STATED PROBLEM: Write out each line in which the string "count" is present.

DATASET ROWS:
'''

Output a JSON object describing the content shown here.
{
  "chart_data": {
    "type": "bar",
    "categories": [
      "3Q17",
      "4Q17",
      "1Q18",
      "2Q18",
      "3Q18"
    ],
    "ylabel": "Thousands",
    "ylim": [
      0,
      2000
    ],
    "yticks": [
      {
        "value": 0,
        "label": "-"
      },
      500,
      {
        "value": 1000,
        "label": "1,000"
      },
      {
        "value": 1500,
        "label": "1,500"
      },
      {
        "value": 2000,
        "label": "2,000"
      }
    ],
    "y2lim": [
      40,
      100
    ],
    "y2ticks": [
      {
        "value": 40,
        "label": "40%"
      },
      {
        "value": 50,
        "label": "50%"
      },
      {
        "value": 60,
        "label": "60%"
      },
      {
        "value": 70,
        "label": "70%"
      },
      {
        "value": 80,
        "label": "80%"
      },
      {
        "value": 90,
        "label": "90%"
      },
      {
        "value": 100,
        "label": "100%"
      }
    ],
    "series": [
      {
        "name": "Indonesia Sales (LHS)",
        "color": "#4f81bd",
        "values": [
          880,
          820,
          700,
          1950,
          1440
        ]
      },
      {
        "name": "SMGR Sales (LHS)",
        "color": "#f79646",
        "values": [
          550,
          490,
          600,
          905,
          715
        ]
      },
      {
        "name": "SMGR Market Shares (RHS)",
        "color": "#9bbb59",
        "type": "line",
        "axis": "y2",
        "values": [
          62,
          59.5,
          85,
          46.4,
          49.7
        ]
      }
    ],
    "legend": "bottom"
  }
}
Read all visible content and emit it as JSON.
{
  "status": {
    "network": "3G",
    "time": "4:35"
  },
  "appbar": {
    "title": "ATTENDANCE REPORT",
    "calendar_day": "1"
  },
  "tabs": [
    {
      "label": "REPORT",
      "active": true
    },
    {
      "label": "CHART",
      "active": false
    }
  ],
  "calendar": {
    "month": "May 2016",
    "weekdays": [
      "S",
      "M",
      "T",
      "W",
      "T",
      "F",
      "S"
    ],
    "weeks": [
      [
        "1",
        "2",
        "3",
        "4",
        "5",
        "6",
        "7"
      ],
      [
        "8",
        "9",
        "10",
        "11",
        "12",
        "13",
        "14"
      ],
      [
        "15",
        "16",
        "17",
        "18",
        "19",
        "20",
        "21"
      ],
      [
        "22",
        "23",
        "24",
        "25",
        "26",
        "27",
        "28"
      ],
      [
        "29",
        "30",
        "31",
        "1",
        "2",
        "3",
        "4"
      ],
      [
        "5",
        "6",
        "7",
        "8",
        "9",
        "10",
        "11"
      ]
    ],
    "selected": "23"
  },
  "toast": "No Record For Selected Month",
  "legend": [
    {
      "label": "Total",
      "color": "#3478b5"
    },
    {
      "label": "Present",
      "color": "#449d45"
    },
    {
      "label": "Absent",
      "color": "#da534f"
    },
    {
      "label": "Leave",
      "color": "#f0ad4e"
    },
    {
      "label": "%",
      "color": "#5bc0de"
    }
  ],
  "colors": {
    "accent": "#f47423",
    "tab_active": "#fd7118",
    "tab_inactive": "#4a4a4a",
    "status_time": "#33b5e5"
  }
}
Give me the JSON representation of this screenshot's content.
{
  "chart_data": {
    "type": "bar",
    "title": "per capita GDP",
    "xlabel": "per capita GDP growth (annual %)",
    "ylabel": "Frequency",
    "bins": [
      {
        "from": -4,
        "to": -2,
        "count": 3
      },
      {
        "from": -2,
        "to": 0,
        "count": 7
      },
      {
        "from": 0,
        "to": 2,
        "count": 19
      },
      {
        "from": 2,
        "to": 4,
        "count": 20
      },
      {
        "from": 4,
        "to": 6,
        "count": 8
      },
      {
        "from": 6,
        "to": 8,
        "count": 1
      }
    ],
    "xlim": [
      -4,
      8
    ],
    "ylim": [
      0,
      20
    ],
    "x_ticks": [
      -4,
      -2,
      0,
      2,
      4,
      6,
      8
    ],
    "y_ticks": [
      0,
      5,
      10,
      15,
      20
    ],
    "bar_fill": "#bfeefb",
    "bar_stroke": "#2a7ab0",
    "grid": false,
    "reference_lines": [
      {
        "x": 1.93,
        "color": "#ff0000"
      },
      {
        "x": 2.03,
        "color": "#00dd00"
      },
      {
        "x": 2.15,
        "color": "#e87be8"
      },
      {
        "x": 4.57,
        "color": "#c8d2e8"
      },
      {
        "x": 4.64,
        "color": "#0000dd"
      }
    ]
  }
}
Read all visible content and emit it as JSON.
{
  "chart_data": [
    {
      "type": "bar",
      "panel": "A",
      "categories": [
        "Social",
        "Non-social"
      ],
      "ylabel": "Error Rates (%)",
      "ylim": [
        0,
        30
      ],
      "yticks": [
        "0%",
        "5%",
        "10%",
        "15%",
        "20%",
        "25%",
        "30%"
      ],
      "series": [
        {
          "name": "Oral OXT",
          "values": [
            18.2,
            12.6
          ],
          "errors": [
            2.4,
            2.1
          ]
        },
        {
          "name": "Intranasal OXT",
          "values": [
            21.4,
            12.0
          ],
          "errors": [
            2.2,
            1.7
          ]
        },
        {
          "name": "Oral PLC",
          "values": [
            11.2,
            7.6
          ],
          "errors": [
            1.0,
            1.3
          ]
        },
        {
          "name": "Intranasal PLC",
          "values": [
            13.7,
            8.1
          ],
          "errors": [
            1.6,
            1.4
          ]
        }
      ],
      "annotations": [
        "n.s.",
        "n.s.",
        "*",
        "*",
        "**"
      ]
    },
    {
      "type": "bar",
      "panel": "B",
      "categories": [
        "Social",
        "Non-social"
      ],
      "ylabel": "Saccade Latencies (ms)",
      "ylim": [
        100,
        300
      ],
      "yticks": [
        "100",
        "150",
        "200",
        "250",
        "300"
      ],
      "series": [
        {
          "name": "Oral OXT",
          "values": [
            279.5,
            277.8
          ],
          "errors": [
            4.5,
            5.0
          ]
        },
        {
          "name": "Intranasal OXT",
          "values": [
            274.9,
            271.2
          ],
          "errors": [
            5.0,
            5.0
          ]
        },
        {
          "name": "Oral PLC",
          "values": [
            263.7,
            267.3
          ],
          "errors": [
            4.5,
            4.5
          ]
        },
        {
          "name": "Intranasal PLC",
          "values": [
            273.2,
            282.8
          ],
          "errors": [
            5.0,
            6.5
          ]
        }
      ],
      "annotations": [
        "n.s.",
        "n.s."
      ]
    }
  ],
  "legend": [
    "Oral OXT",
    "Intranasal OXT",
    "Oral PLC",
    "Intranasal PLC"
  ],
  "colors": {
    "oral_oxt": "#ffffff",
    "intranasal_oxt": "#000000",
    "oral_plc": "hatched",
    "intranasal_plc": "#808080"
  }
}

'''

COMPLETED EXERCISE:
        "count": 3
        "count": 7
        "count": 19
        "count": 20
        "count": 8
        "count": 1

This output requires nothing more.